§ Exercise:
Find the word "Dames" in the data. Return every line where it appears.

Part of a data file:

⁂

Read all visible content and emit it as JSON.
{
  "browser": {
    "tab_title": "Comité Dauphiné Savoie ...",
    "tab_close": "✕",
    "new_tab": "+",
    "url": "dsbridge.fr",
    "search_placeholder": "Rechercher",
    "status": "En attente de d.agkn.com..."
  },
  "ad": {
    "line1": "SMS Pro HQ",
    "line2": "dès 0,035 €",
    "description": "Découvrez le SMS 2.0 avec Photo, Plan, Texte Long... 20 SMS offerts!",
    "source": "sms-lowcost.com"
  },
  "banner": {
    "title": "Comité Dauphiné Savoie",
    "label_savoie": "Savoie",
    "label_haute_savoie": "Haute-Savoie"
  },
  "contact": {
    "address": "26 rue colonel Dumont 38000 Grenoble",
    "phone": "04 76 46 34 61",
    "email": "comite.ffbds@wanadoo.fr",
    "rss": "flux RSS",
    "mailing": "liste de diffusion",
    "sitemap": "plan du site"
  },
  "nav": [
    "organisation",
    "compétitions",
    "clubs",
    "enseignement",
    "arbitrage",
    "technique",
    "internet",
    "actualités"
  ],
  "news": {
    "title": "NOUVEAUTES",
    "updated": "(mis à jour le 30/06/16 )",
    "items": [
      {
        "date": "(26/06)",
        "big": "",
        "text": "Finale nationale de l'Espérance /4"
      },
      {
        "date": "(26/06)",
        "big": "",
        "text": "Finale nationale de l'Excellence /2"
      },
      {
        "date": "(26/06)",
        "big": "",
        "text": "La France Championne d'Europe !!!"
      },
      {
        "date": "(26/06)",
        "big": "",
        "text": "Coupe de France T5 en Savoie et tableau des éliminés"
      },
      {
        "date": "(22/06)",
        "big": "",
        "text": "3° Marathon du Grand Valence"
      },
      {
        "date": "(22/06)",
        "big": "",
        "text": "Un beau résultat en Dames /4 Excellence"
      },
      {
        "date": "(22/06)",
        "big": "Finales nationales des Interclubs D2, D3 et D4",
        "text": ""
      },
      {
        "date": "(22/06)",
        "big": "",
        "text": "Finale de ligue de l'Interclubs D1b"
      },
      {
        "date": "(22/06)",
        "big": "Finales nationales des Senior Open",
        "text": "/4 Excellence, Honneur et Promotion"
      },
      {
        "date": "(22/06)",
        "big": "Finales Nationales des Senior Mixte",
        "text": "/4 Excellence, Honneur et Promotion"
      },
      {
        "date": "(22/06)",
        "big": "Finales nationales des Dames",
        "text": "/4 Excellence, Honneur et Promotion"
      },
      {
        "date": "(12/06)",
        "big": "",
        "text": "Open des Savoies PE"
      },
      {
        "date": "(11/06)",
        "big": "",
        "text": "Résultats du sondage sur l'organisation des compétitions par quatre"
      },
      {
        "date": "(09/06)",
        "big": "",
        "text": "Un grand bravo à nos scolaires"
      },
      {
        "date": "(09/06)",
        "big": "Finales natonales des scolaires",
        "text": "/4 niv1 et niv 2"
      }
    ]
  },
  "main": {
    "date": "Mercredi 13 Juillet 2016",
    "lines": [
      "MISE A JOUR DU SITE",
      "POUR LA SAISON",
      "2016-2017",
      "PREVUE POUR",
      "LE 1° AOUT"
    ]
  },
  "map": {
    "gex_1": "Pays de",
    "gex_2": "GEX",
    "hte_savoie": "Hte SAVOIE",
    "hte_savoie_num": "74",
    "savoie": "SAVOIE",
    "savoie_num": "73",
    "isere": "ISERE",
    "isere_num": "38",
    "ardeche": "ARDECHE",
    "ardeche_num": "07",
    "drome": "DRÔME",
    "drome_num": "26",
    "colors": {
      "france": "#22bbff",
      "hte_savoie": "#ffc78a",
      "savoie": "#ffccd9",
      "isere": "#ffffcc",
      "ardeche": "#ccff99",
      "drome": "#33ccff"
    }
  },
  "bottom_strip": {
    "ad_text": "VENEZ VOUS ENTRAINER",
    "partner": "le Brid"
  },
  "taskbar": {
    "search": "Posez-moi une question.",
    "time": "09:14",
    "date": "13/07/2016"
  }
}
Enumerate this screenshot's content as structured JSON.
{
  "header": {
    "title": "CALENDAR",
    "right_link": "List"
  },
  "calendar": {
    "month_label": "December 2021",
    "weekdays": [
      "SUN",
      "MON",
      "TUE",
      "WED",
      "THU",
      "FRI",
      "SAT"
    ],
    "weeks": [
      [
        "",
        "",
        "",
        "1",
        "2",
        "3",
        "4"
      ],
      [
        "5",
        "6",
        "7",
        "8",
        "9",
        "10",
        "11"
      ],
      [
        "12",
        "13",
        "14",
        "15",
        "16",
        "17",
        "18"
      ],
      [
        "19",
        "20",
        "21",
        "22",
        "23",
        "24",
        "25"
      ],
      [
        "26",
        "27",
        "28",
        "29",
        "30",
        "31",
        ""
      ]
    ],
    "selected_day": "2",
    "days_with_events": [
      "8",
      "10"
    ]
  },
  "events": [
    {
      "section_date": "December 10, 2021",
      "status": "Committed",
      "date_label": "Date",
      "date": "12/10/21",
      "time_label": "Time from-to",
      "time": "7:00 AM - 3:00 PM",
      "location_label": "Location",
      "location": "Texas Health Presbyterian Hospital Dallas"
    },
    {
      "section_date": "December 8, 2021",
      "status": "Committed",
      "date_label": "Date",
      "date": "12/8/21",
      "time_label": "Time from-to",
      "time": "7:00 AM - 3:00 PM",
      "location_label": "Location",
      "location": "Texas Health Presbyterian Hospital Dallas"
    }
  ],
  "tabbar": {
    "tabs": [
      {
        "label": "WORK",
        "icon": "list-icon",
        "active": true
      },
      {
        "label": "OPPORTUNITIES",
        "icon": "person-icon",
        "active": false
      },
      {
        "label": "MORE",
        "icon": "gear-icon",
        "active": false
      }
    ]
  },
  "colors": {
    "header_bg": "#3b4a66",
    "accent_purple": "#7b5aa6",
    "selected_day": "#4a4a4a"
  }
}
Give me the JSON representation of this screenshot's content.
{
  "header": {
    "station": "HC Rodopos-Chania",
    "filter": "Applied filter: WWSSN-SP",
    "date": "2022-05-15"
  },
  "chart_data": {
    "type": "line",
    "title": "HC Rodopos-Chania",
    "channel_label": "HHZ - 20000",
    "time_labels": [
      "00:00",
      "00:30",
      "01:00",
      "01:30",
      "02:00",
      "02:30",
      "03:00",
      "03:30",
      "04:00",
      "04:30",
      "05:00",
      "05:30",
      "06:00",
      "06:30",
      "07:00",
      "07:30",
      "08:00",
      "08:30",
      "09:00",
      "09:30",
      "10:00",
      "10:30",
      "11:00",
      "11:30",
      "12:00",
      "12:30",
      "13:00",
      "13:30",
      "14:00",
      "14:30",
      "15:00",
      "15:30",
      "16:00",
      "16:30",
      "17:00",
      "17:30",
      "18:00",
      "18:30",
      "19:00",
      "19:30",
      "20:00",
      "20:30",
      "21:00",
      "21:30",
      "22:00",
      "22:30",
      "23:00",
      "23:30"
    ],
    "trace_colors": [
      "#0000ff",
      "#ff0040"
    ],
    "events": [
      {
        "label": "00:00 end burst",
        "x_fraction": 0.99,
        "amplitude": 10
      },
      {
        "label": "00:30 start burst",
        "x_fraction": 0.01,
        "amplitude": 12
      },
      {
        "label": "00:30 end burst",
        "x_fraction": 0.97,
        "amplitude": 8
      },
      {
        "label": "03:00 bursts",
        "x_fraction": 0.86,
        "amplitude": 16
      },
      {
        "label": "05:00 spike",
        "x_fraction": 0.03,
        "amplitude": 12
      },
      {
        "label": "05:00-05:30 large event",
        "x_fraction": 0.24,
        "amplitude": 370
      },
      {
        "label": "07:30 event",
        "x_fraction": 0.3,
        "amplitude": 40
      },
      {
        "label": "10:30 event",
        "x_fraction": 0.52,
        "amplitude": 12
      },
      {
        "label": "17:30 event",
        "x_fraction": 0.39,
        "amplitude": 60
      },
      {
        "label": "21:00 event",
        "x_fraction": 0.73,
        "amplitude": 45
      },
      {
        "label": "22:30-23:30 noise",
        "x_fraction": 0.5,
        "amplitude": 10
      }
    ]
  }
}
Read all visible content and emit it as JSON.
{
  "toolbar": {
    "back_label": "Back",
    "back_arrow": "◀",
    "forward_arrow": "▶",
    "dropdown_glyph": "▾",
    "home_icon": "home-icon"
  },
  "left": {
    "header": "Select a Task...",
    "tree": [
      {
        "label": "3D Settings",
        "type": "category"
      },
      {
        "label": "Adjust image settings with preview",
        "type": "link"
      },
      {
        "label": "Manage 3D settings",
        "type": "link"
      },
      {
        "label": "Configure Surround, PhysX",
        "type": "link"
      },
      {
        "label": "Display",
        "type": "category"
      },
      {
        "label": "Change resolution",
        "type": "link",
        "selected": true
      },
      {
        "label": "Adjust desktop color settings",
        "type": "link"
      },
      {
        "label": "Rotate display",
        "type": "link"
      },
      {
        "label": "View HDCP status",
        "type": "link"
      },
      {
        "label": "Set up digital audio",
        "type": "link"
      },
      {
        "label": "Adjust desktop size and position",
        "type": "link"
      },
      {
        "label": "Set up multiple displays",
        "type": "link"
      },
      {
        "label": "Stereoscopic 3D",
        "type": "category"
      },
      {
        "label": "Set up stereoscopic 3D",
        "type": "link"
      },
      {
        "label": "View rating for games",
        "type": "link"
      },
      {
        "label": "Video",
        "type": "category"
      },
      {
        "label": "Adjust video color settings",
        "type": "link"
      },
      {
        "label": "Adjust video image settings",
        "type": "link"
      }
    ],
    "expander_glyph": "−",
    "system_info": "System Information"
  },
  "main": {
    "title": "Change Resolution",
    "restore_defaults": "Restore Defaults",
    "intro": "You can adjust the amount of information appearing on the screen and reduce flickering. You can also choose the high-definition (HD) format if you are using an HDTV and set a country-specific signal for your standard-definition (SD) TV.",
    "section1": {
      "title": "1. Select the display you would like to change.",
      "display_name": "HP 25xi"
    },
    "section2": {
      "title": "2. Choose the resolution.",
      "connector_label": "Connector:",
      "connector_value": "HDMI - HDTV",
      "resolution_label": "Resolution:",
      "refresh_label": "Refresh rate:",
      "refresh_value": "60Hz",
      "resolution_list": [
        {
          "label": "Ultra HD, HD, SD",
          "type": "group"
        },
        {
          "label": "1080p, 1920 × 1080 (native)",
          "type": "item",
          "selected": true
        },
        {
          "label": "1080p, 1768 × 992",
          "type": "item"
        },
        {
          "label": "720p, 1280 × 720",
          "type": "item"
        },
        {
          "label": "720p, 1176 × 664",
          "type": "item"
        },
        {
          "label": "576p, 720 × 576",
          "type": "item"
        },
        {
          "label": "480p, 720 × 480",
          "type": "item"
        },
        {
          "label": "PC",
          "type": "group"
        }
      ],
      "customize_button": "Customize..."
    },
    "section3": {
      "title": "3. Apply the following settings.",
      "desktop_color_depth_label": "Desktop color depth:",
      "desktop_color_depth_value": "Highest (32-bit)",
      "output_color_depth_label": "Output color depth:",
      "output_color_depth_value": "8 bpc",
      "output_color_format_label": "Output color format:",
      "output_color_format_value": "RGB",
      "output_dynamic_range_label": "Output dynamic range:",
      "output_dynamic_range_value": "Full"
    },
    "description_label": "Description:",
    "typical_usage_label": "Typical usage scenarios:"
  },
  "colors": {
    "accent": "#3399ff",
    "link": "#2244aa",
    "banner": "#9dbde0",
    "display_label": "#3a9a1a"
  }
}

⁂

§ Written reply:
        "text": "Un beau résultat en Dames /4 Excellence"
        "big": "Finales nationales des Dames",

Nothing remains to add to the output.